** Exercise description **
Print the listing that follows, character for character.

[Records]
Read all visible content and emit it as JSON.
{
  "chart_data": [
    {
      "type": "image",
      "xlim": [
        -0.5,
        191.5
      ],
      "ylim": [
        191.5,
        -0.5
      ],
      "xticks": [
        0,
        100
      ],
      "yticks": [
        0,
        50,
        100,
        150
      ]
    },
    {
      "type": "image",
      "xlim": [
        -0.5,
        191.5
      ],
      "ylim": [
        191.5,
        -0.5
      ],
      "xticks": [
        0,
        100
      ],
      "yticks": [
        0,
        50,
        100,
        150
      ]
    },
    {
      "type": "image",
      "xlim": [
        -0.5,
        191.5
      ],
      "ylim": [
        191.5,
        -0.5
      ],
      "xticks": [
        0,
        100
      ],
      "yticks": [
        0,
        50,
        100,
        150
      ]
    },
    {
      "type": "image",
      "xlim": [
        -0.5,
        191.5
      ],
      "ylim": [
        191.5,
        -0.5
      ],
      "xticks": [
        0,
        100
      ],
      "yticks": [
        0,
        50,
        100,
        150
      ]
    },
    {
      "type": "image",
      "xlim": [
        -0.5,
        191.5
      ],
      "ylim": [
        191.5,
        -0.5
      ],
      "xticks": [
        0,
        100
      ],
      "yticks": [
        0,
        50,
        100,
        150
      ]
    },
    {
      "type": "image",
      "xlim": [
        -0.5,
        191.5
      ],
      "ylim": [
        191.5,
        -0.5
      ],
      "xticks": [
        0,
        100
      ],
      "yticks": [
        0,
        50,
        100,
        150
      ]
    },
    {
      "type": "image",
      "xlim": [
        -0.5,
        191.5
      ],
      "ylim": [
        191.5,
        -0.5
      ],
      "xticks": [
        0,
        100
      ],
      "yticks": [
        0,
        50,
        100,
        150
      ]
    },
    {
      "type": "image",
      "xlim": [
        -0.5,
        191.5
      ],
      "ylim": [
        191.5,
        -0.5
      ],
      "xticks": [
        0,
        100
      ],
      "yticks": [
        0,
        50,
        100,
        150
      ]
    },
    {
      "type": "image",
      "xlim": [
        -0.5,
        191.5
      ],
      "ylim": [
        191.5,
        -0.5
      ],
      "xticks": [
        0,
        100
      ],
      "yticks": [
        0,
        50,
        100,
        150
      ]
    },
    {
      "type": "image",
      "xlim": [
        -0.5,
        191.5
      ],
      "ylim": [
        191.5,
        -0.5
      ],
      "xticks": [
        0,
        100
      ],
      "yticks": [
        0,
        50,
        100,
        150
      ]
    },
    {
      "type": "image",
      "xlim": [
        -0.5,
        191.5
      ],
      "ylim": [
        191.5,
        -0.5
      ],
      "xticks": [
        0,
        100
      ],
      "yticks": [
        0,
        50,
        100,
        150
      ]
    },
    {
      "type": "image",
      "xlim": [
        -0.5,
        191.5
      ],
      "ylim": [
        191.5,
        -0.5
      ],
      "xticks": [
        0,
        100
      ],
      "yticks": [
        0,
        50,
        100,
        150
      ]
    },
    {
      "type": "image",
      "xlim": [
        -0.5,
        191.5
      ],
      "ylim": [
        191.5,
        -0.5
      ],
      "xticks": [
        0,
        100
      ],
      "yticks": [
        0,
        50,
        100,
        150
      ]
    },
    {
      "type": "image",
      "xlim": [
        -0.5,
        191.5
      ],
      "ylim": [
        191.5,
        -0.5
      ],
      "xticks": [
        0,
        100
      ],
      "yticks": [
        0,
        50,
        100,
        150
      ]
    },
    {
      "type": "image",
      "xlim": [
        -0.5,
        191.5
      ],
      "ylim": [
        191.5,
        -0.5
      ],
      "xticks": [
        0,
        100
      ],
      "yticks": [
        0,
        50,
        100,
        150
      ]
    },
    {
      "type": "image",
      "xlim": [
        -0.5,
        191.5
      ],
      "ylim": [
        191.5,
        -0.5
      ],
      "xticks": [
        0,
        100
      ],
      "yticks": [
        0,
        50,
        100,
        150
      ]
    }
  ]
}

** Full answer **
Read all visible content and emit it as JSON.
{
  "chart_data": [
    {
      "type": "image",
      "xlim": [
        -0.5,
        191.5
      ],
      "ylim": [
        191.5,
        -0.5
      ],
      "xticks": [
        0,
        100
      ],
      "yticks": [
        0,
        50,
        100,
        150
      ]
    },
    {
      "type": "image",
      "xlim": [
        -0.5,
        191.5
      ],
      "ylim": [
        191.5,
        -0.5
      ],
      "xticks": [
        0,
        100
      ],
      "yticks": [
        0,
        50,
        100,
        150
      ]
    },
    {
      "type": "image",
      "xlim": [
        -0.5,
        191.5
      ],
      "ylim": [
        191.5,
        -0.5
      ],
      "xticks": [
        0,
        100
      ],
      "yticks": [
        0,
        50,
        100,
        150
      ]
    },
    {
      "type": "image",
      "xlim": [
        -0.5,
        191.5
      ],
      "ylim": [
        191.5,
        -0.5
      ],
      "xticks": [
        0,
        100
      ],
      "yticks": [
        0,
        50,
        100,
        150
      ]
    },
    {
      "type": "image",
      "xlim": [
        -0.5,
        191.5
      ],
      "ylim": [
        191.5,
        -0.5
      ],
      "xticks": [
        0,
        100
      ],
      "yticks": [
        0,
        50,
        100,
        150
      ]
    },
    {
      "type": "image",
      "xlim": [
        -0.5,
        191.5
      ],
      "ylim": [
        191.5,
        -0.5
      ],
      "xticks": [
        0,
        100
      ],
      "yticks": [
        0,
        50,
        100,
        150
      ]
    },
    {
      "type": "image",
      "xlim": [
        -0.5,
        191.5
      ],
      "ylim": [
        191.5,
        -0.5
      ],
      "xticks": [
        0,
        100
      ],
      "yticks": [
        0,
        50,
        100,
        150
      ]
    },
    {
      "type": "image",
      "xlim": [
        -0.5,
        191.5
      ],
      "ylim": [
        191.5,
        -0.5
      ],
      "xticks": [
        0,
        100
      ],
      "yticks": [
        0,
        50,
        100,
        150
      ]
    },
    {
      "type": "image",
      "xlim": [
        -0.5,
        191.5
      ],
      "ylim": [
        191.5,
        -0.5
      ],
      "xticks": [
        0,
        100
      ],
      "yticks": [
        0,
        50,
        100,
        150
      ]
    },
    {
      "type": "image",
      "xlim": [
        -0.5,
        191.5
      ],
      "ylim": [
        191.5,
        -0.5
      ],
      "xticks": [
        0,
        100
      ],
      "yticks": [
        0,
        50,
        100,
        150
      ]
    },
    {
      "type": "image",
      "xlim": [
        -0.5,
        191.5
      ],
      "ylim": [
        191.5,
        -0.5
      ],
      "xticks": [
        0,
        100
      ],
      "yticks": [
        0,
        50,
        100,
        150
      ]
    },
    {
      "type": "image",
      "xlim": [
        -0.5,
        191.5
      ],
      "ylim": [
        191.5,
        -0.5
      ],
      "xticks": [
        0,
        100
      ],
      "yticks": [
        0,
        50,
        100,
        150
      ]
    },
    {
      "type": "image",
      "xlim": [
        -0.5,
        191.5
      ],
      "ylim": [
        191.5,
        -0.5
      ],
      "xticks": [
        0,
        100
      ],
      "yticks": [
        0,
        50,
        100,
        150
      ]
    },
    {
      "type": "image",
      "xlim": [
        -0.5,
        191.5
      ],
      "ylim": [
        191.5,
        -0.5
      ],
      "xticks": [
        0,
        100
      ],
      "yticks": [
        0,
        50,
        100,
        150
      ]
    },
    {
      "type": "image",
      "xlim": [
        -0.5,
        191.5
      ],
      "ylim": [
        191.5,
        -0.5
      ],
      "xticks": [
        0,
        100
      ],
      "yticks": [
        0,
        50,
        100,
        150
      ]
    },
    {
      "type": "image",
      "xlim": [
        -0.5,
        191.5
      ],
      "ylim": [
        191.5,
        -0.5
      ],
      "xticks": [
        0,
        100
      ],
      "yticks": [
        0,
        50,
        100,
        150
      ]
    }
  ]
}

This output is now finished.